§ **The problem**
Leave out the pictures and copy each record below exactly.
------------------------------------
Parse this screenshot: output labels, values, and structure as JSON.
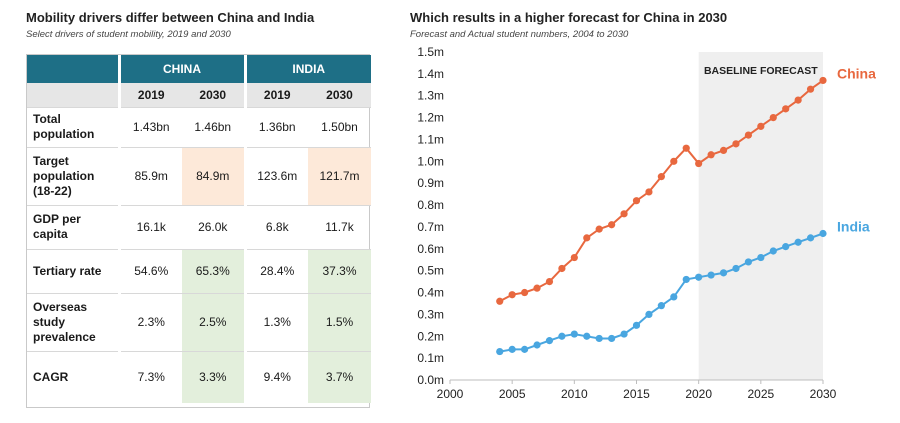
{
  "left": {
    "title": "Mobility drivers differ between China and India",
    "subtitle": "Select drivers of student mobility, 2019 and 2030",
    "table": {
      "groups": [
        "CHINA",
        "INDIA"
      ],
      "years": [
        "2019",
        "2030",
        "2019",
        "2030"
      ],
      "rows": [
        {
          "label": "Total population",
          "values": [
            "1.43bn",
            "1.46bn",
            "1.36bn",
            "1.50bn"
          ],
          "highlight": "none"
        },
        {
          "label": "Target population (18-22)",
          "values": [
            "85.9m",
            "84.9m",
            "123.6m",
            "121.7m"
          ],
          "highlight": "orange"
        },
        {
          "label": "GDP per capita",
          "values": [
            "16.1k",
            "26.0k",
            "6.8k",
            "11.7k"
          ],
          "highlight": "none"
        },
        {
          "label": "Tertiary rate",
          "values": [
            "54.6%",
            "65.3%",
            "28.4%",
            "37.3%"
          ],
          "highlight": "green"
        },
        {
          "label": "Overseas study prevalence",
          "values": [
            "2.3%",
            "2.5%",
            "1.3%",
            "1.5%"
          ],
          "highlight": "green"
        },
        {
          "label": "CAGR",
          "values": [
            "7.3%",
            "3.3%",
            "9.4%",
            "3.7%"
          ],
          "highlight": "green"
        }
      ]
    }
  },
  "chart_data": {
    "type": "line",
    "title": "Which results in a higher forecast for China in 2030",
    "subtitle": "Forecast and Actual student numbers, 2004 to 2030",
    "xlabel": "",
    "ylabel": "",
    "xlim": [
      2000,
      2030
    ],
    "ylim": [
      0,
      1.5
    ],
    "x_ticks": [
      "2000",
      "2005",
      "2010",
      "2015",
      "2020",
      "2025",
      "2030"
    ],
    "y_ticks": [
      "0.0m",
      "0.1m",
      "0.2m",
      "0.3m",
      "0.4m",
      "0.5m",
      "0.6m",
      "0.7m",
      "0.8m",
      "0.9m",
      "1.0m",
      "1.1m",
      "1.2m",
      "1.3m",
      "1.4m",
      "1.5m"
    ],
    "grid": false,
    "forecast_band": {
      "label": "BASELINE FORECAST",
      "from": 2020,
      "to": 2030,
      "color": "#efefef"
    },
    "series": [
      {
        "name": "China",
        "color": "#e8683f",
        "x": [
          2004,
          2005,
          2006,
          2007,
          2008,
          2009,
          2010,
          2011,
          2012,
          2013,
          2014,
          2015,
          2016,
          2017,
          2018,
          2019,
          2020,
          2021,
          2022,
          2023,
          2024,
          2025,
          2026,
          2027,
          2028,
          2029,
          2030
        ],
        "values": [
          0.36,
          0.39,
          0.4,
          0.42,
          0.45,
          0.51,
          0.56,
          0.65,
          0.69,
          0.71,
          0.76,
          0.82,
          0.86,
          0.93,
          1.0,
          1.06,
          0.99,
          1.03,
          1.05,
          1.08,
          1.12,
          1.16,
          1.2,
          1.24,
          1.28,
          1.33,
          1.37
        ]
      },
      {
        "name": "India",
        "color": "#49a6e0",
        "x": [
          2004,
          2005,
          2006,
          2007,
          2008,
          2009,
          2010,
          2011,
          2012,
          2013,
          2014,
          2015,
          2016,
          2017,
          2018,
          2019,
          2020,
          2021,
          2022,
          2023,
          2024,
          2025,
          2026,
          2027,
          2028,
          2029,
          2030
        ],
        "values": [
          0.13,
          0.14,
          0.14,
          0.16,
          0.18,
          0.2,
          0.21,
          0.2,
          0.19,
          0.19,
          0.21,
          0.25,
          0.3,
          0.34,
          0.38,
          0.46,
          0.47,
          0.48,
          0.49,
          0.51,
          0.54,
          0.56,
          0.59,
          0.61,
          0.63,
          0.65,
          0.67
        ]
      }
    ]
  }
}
------------------------------------
§ **Expected answer**
Parse this screenshot: output labels, values, and structure as JSON.
{
  "left": {
    "title": "Mobility drivers differ between China and India",
    "subtitle": "Select drivers of student mobility, 2019 and 2030",
    "table": {
      "groups": [
        "CHINA",
        "INDIA"
      ],
      "years": [
        "2019",
        "2030",
        "2019",
        "2030"
      ],
      "rows": [
        {
          "label": "Total population",
          "values": [
            "1.43bn",
            "1.46bn",
            "1.36bn",
            "1.50bn"
          ],
          "highlight": "none"
        },
        {
          "label": "Target population (18-22)",
          "values": [
            "85.9m",
            "84.9m",
            "123.6m",
            "121.7m"
          ],
          "highlight": "orange"
        },
        {
          "label": "GDP per capita",
          "values": [
            "16.1k",
            "26.0k",
            "6.8k",
            "11.7k"
          ],
          "highlight": "none"
        },
        {
          "label": "Tertiary rate",
          "values": [
            "54.6%",
            "65.3%",
            "28.4%",
            "37.3%"
          ],
          "highlight": "green"
        },
        {
          "label": "Overseas study prevalence",
          "values": [
            "2.3%",
            "2.5%",
            "1.3%",
            "1.5%"
          ],
          "highlight": "green"
        },
        {
          "label": "CAGR",
          "values": [
            "7.3%",
            "3.3%",
            "9.4%",
            "3.7%"
          ],
          "highlight": "green"
        }
      ]
    }
  },
  "chart_data": {
    "type": "line",
    "title": "Which results in a higher forecast for China in 2030",
    "subtitle": "Forecast and Actual student numbers, 2004 to 2030",
    "xlabel": "",
    "ylabel": "",
    "xlim": [
      2000,
      2030
    ],
    "ylim": [
      0,
      1.5
    ],
    "x_ticks": [
      "2000",
      "2005",
      "2010",
      "2015",
      "2020",
      "2025",
      "2030"
    ],
    "y_ticks": [
      "0.0m",
      "0.1m",
      "0.2m",
      "0.3m",
      "0.4m",
      "0.5m",
      "0.6m",
      "0.7m",
      "0.8m",
      "0.9m",
      "1.0m",
      "1.1m",
      "1.2m",
      "1.3m",
      "1.4m",
      "1.5m"
    ],
    "grid": false,
    "forecast_band": {
      "label": "BASELINE FORECAST",
      "from": 2020,
      "to": 2030,
      "color": "#efefef"
    },
    "series": [
      {
        "name": "China",
        "color": "#e8683f",
        "x": [
          2004,
          2005,
          2006,
          2007,
          2008,
          2009,
          2010,
          2011,
          2012,
          2013,
          2014,
          2015,
          2016,
          2017,
          2018,
          2019,
          2020,
          2021,
          2022,
          2023,
          2024,
          2025,
          2026,
          2027,
          2028,
          2029,
          2030
        ],
        "values": [
          0.36,
          0.39,
          0.4,
          0.42,
          0.45,
          0.51,
          0.56,
          0.65,
          0.69,
          0.71,
          0.76,
          0.82,
          0.86,
          0.93,
          1.0,
          1.06,
          0.99,
          1.03,
          1.05,
          1.08,
          1.12,
          1.16,
          1.2,
          1.24,
          1.28,
          1.33,
          1.37
        ]
      },
      {
        "name": "India",
        "color": "#49a6e0",
        "x": [
          2004,
          2005,
          2006,
          2007,
          2008,
          2009,
          2010,
          2011,
          2012,
          2013,
          2014,
          2015,
          2016,
          2017,
          2018,
          2019,
          2020,
          2021,
          2022,
          2023,
          2024,
          2025,
          2026,
          2027,
          2028,
          2029,
          2030
        ],
        "values": [
          0.13,
          0.14,
          0.14,
          0.16,
          0.18,
          0.2,
          0.21,
          0.2,
          0.19,
          0.19,
          0.21,
          0.25,
          0.3,
          0.34,
          0.38,
          0.46,
          0.47,
          0.48,
          0.49,
          0.51,
          0.54,
          0.56,
          0.59,
          0.61,
          0.63,
          0.65,
          0.67
        ]
      }
    ]
  }
}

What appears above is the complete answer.